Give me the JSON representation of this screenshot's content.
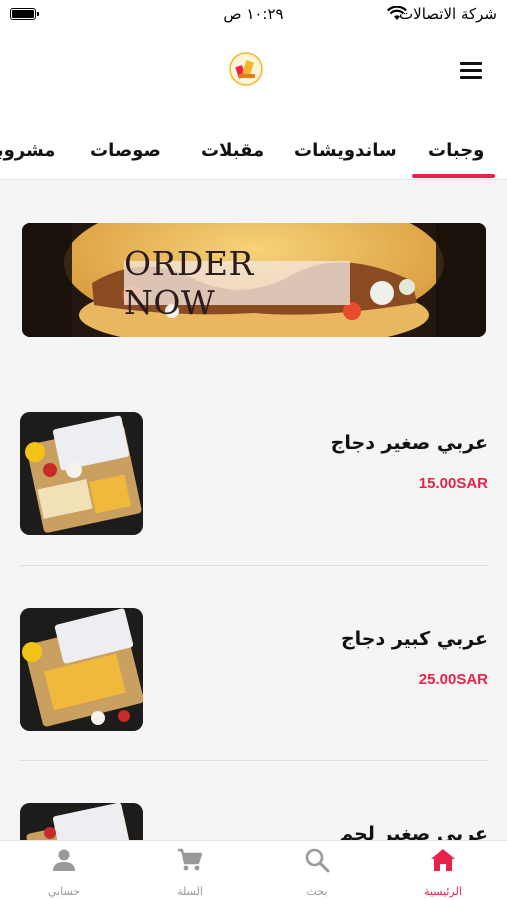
{
  "status_bar": {
    "carrier": "شركة الاتصالات",
    "time": "١٠:٢٩ ص"
  },
  "header": {
    "logo_icon": "restaurant-logo-icon",
    "menu_icon": "hamburger-menu-icon"
  },
  "tabs": [
    {
      "label": "وجبات",
      "active": true
    },
    {
      "label": "ساندويشات",
      "active": false
    },
    {
      "label": "مقبلات",
      "active": false
    },
    {
      "label": "صوصات",
      "active": false
    },
    {
      "label": "مشروبات",
      "active": false
    }
  ],
  "banner": {
    "text": "ORDER NOW"
  },
  "products": [
    {
      "name": "عربي صغير دجاج",
      "price": "15.00SAR"
    },
    {
      "name": "عربي كبير دجاج",
      "price": "25.00SAR"
    },
    {
      "name": "عربي صغير لحم",
      "price": ""
    }
  ],
  "bottom_nav": [
    {
      "label": "الرئيسية",
      "icon": "home-icon",
      "active": true
    },
    {
      "label": "بحث",
      "icon": "search-icon",
      "active": false
    },
    {
      "label": "السلة",
      "icon": "cart-icon",
      "active": false
    },
    {
      "label": "حسابي",
      "icon": "user-icon",
      "active": false
    }
  ],
  "colors": {
    "accent": "#e8224a",
    "inactive": "#999999"
  }
}
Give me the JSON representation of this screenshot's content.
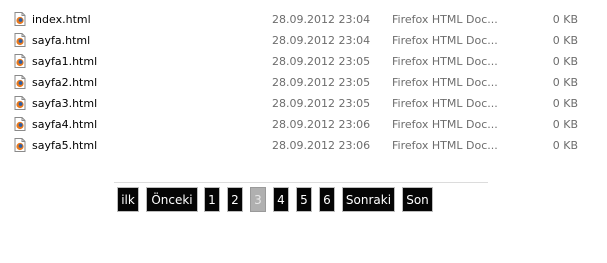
{
  "files": [
    {
      "name": "index.html",
      "date": "28.09.2012 23:04",
      "type": "Firefox HTML Doc...",
      "size": "0 KB"
    },
    {
      "name": "sayfa.html",
      "date": "28.09.2012 23:04",
      "type": "Firefox HTML Doc...",
      "size": "0 KB"
    },
    {
      "name": "sayfa1.html",
      "date": "28.09.2012 23:05",
      "type": "Firefox HTML Doc...",
      "size": "0 KB"
    },
    {
      "name": "sayfa2.html",
      "date": "28.09.2012 23:05",
      "type": "Firefox HTML Doc...",
      "size": "0 KB"
    },
    {
      "name": "sayfa3.html",
      "date": "28.09.2012 23:05",
      "type": "Firefox HTML Doc...",
      "size": "0 KB"
    },
    {
      "name": "sayfa4.html",
      "date": "28.09.2012 23:06",
      "type": "Firefox HTML Doc...",
      "size": "0 KB"
    },
    {
      "name": "sayfa5.html",
      "date": "28.09.2012 23:06",
      "type": "Firefox HTML Doc...",
      "size": "0 KB"
    }
  ],
  "file_icon": "firefox-html-document-icon",
  "pagination": {
    "first": "ilk",
    "prev": "Önceki",
    "pages": [
      "1",
      "2",
      "3",
      "4",
      "5",
      "6"
    ],
    "current": "3",
    "next": "Sonraki",
    "last": "Son"
  },
  "colors": {
    "button_bg": "#050505",
    "button_text": "#ffffff",
    "active_bg": "#b0b0b0",
    "meta_text": "#6d6d6d"
  }
}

WHAT YOU ARE ASKED TO DO →
Look through the lines above and collect those with the word "name".

EXERCISE RESULT →
      "name": "عربي صغير دجاج",
      "name": "عربي كبير دجاج",
      "name": "عربي صغير لحم",
      "name": "index.html",
      "name": "sayfa.html",
      "name": "sayfa1.html",
      "name": "sayfa2.html",
      "name": "sayfa3.html",
      "name": "sayfa4.html",
      "name": "sayfa5.html",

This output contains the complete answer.